:: Do this ::
From the entries below, copy out every line with "object" in it.
■ ■ ■ ■ ■
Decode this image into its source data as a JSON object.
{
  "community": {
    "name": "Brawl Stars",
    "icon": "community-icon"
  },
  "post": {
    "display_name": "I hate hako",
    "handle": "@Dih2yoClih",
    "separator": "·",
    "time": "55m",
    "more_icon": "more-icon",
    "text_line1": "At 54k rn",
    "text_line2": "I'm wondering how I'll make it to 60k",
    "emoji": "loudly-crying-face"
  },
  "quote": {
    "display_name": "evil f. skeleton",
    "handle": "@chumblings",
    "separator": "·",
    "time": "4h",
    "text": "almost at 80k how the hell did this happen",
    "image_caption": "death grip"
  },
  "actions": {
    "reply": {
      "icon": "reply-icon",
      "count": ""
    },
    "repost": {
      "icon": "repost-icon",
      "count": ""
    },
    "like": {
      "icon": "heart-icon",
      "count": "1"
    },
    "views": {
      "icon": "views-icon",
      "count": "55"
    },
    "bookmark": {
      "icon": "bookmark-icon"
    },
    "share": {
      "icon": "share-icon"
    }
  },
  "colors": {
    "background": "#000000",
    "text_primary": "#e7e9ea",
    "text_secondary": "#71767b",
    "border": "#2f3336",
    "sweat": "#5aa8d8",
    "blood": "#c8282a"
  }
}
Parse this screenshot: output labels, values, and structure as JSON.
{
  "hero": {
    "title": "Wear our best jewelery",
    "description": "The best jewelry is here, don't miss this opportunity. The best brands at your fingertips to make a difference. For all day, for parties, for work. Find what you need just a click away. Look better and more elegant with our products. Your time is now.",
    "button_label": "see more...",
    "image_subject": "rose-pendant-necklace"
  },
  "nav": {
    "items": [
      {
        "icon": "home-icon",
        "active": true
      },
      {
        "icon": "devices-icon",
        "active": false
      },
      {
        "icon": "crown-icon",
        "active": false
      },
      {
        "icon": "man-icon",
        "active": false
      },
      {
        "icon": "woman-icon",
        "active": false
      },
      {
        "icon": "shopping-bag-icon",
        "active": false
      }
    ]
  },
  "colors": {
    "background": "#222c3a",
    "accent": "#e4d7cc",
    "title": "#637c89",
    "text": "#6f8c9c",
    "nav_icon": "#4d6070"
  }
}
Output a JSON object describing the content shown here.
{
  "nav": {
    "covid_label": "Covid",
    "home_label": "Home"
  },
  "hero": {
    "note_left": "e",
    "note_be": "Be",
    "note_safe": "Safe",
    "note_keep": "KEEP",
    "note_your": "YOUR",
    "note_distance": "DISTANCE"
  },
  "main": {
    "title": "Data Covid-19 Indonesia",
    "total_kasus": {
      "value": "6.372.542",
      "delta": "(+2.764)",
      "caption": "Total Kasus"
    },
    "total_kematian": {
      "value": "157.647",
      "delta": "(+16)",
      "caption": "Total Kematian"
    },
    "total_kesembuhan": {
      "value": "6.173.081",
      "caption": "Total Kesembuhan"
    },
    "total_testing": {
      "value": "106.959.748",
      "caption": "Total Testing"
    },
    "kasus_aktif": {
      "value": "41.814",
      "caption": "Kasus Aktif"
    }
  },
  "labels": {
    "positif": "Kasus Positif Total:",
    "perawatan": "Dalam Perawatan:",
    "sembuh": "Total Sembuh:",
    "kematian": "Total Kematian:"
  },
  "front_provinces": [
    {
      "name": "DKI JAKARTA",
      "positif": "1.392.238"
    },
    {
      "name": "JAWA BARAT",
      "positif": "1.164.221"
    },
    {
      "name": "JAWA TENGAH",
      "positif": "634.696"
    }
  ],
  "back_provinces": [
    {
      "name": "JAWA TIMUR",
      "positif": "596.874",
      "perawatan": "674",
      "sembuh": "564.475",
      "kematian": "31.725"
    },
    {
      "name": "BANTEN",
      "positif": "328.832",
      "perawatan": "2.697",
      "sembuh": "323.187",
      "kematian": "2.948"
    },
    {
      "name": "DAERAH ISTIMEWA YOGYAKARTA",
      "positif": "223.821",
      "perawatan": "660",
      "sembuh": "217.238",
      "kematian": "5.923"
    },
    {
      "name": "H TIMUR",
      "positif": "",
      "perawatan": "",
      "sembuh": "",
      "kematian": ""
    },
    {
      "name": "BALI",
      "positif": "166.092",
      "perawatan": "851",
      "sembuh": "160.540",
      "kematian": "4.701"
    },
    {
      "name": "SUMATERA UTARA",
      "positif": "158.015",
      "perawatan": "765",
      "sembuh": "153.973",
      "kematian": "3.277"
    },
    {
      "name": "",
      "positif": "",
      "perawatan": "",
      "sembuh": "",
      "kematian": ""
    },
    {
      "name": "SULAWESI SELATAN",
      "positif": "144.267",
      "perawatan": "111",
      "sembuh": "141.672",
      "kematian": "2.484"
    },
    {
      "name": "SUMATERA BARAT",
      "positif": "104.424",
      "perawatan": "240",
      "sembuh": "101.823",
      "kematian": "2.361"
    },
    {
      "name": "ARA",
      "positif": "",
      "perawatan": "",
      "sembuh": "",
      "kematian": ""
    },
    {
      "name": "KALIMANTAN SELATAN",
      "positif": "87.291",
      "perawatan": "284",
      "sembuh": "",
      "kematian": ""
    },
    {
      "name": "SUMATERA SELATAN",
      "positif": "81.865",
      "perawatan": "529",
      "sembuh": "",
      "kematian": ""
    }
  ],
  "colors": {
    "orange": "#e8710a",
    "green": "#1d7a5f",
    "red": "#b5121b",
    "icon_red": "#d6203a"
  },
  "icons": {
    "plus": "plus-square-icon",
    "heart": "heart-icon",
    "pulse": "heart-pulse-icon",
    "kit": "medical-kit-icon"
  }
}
■ ■ ■ ■ ■
:: Result ::
Decode this image into its source data as a JSON object.
Output a JSON object describing the content shown here.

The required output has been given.